_Work to do_
Please copy the data line for line, beginning with its first line and stopping after the line that contains "copy-button[interactable]: [611, 536, 669, 586]".

## BEGIN Records for processing

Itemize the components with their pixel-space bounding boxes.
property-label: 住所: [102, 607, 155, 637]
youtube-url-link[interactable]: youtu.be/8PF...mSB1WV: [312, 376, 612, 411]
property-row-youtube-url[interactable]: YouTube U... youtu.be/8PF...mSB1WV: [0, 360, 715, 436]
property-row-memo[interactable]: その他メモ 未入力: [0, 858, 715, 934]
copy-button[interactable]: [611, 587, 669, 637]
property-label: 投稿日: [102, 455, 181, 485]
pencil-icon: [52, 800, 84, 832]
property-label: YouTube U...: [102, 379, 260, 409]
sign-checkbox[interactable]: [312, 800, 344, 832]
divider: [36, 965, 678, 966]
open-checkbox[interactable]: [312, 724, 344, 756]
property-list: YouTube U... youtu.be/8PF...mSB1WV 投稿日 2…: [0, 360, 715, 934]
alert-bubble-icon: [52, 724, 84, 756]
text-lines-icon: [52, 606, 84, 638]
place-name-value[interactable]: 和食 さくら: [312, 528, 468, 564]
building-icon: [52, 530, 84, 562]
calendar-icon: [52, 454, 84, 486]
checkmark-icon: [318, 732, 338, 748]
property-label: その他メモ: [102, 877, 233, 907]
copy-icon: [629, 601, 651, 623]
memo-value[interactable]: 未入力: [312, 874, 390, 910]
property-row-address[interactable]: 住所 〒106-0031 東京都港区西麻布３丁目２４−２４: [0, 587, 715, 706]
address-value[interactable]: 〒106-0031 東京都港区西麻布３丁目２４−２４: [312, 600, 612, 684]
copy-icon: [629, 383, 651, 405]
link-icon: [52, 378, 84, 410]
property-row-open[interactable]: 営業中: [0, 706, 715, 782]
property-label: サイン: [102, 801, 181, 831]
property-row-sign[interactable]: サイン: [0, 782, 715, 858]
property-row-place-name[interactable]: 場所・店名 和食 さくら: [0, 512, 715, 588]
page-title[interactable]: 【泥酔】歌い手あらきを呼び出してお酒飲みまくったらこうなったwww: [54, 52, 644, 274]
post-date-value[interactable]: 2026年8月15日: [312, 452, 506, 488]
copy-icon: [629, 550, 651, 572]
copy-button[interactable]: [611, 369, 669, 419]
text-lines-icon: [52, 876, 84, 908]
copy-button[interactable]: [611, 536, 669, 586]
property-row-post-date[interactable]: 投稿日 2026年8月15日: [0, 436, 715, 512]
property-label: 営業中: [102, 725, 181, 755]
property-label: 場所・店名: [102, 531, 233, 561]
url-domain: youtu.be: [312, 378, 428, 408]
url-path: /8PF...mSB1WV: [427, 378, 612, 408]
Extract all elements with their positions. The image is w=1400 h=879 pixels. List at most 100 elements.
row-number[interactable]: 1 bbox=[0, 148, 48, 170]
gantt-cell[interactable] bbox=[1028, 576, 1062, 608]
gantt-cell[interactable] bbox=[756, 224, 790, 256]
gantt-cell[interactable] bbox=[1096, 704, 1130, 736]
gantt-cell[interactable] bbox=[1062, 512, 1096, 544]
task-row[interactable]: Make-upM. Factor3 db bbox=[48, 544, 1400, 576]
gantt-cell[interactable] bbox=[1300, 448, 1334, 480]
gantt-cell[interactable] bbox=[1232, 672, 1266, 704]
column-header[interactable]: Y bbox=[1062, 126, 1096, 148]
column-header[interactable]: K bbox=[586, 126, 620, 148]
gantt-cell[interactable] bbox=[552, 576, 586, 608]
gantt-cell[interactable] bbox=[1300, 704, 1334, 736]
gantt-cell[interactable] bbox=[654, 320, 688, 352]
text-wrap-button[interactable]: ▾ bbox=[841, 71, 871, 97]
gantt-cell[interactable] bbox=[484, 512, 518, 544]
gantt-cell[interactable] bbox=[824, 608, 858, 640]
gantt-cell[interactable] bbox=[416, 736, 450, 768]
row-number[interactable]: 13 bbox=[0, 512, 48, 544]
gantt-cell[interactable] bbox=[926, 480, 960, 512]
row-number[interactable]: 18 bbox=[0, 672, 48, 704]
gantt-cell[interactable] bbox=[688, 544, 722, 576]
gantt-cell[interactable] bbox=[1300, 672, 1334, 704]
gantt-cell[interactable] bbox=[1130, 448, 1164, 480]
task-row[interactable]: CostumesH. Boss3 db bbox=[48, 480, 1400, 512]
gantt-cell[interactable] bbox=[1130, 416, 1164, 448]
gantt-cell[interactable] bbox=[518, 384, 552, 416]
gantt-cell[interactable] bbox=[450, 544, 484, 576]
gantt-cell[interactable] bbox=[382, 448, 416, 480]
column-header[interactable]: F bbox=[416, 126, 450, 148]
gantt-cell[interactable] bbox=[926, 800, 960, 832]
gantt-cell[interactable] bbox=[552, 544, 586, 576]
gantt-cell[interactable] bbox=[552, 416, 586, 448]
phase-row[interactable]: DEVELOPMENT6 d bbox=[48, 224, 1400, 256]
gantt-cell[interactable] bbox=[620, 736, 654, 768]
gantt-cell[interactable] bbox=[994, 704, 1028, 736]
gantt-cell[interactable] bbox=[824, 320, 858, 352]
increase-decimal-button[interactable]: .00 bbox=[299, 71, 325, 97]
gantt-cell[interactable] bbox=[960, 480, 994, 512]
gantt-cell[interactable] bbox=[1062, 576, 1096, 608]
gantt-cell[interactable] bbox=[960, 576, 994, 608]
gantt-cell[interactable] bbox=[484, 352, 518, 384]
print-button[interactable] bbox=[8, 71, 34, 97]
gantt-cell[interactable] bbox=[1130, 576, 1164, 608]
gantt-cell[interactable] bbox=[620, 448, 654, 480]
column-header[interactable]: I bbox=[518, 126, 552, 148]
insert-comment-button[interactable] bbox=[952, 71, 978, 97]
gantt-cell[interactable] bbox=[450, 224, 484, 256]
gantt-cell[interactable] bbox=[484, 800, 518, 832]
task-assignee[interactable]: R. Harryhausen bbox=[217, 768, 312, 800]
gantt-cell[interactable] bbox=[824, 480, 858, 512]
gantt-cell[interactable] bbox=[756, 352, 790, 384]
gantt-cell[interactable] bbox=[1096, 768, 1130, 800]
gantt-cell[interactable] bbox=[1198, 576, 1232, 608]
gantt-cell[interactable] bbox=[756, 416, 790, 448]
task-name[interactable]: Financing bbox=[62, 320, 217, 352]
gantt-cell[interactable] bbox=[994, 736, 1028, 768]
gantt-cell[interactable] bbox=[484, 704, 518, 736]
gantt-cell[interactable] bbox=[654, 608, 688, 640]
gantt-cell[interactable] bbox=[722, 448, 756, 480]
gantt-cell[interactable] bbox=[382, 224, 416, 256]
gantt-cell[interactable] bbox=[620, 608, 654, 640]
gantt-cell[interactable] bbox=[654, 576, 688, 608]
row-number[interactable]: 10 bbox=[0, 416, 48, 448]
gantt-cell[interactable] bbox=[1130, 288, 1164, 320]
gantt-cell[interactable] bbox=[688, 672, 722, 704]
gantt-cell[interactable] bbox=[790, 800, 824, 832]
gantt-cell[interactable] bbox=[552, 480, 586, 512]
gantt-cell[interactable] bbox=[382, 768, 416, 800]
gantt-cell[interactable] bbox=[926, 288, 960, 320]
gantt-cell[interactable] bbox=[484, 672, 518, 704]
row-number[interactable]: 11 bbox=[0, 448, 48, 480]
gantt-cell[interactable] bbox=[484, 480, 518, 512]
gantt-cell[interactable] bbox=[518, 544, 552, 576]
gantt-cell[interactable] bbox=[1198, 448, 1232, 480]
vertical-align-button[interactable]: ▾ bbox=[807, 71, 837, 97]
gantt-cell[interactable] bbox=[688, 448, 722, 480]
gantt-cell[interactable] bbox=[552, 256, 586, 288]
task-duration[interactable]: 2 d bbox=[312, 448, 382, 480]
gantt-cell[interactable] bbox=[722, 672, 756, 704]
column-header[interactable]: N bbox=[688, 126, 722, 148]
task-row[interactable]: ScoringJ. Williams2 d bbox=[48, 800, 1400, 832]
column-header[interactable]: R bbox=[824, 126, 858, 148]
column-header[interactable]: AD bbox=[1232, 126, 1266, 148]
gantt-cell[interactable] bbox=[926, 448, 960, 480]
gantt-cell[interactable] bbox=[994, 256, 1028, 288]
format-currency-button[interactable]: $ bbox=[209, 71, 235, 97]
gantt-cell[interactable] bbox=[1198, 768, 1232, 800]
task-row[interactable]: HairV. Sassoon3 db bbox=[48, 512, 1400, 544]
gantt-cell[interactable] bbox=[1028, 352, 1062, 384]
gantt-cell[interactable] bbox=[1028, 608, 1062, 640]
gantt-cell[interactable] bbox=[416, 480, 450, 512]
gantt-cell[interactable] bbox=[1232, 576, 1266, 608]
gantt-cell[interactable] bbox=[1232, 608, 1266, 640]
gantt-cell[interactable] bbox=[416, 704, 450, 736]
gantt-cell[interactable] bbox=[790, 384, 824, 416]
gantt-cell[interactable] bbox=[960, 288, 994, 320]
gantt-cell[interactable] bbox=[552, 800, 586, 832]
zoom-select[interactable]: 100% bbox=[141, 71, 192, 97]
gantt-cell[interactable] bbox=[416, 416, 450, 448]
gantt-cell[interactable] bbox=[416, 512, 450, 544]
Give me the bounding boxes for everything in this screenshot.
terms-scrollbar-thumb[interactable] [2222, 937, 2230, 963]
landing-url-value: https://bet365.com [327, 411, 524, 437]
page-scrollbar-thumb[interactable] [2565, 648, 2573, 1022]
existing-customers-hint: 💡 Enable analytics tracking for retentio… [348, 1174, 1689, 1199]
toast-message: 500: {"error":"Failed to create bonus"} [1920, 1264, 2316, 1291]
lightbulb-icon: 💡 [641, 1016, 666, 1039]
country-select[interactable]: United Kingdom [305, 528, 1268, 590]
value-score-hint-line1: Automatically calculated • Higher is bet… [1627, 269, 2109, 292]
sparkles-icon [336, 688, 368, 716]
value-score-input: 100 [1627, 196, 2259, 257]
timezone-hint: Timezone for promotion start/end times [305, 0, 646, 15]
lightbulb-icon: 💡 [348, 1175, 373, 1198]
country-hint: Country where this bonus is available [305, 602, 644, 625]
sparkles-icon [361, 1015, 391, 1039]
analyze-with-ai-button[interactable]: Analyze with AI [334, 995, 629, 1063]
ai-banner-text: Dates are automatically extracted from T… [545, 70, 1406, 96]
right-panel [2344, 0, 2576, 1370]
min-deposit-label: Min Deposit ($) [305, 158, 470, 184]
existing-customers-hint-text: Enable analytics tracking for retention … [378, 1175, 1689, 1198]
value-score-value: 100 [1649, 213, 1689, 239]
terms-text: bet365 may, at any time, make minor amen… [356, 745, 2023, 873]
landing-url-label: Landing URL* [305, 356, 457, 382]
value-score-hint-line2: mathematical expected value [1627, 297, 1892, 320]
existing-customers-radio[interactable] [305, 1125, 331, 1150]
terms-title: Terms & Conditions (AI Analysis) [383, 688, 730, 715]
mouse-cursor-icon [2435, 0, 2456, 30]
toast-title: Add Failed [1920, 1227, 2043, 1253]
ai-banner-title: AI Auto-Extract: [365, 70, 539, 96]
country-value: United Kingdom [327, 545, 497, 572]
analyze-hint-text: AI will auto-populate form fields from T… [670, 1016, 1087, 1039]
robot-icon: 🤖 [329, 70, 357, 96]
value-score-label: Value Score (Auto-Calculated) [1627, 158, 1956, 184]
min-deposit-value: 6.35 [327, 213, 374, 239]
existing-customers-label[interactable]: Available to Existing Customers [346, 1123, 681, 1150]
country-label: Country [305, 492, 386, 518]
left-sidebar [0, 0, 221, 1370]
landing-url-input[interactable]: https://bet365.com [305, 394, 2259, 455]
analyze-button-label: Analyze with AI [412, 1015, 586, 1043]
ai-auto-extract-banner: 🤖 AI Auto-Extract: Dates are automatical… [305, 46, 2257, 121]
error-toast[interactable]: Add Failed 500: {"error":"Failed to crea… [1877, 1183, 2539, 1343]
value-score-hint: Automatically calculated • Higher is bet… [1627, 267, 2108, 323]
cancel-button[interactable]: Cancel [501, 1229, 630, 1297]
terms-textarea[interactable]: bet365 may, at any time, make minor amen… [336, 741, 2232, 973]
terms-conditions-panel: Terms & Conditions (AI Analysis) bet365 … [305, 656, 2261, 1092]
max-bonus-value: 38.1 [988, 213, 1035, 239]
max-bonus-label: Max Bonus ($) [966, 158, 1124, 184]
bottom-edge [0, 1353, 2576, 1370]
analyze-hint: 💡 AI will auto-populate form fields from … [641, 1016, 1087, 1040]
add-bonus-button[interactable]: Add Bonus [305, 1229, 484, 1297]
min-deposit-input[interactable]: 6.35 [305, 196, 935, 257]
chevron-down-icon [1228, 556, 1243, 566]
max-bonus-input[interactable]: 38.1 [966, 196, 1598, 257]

## END Records for processing

_Answer to the problem_
Itemize the components with their pixel-space bounding boxes.
property-label: 住所: [102, 607, 155, 637]
youtube-url-link[interactable]: youtu.be/8PF...mSB1WV: [312, 376, 612, 411]
property-row-youtube-url[interactable]: YouTube U... youtu.be/8PF...mSB1WV: [0, 360, 715, 436]
property-row-memo[interactable]: その他メモ 未入力: [0, 858, 715, 934]
copy-button[interactable]: [611, 587, 669, 637]
property-label: 投稿日: [102, 455, 181, 485]
pencil-icon: [52, 800, 84, 832]
property-label: YouTube U...: [102, 379, 260, 409]
sign-checkbox[interactable]: [312, 800, 344, 832]
divider: [36, 965, 678, 966]
open-checkbox[interactable]: [312, 724, 344, 756]
property-list: YouTube U... youtu.be/8PF...mSB1WV 投稿日 2…: [0, 360, 715, 934]
alert-bubble-icon: [52, 724, 84, 756]
text-lines-icon: [52, 606, 84, 638]
place-name-value[interactable]: 和食 さくら: [312, 528, 468, 564]
building-icon: [52, 530, 84, 562]
calendar-icon: [52, 454, 84, 486]
checkmark-icon: [318, 732, 338, 748]
property-label: その他メモ: [102, 877, 233, 907]
copy-icon: [629, 601, 651, 623]
memo-value[interactable]: 未入力: [312, 874, 390, 910]
property-row-address[interactable]: 住所 〒106-0031 東京都港区西麻布３丁目２４−２４: [0, 587, 715, 706]
address-value[interactable]: 〒106-0031 東京都港区西麻布３丁目２４−２４: [312, 600, 612, 684]
copy-icon: [629, 383, 651, 405]
link-icon: [52, 378, 84, 410]
property-row-open[interactable]: 営業中: [0, 706, 715, 782]
property-label: サイン: [102, 801, 181, 831]
property-row-sign[interactable]: サイン: [0, 782, 715, 858]
property-row-place-name[interactable]: 場所・店名 和食 さくら: [0, 512, 715, 588]
page-title[interactable]: 【泥酔】歌い手あらきを呼び出してお酒飲みまくったらこうなったwww: [54, 52, 644, 274]
post-date-value[interactable]: 2026年8月15日: [312, 452, 506, 488]
copy-icon: [629, 550, 651, 572]
copy-button[interactable]: [611, 369, 669, 419]
text-lines-icon: [52, 876, 84, 908]
copy-button[interactable]: [611, 536, 669, 586]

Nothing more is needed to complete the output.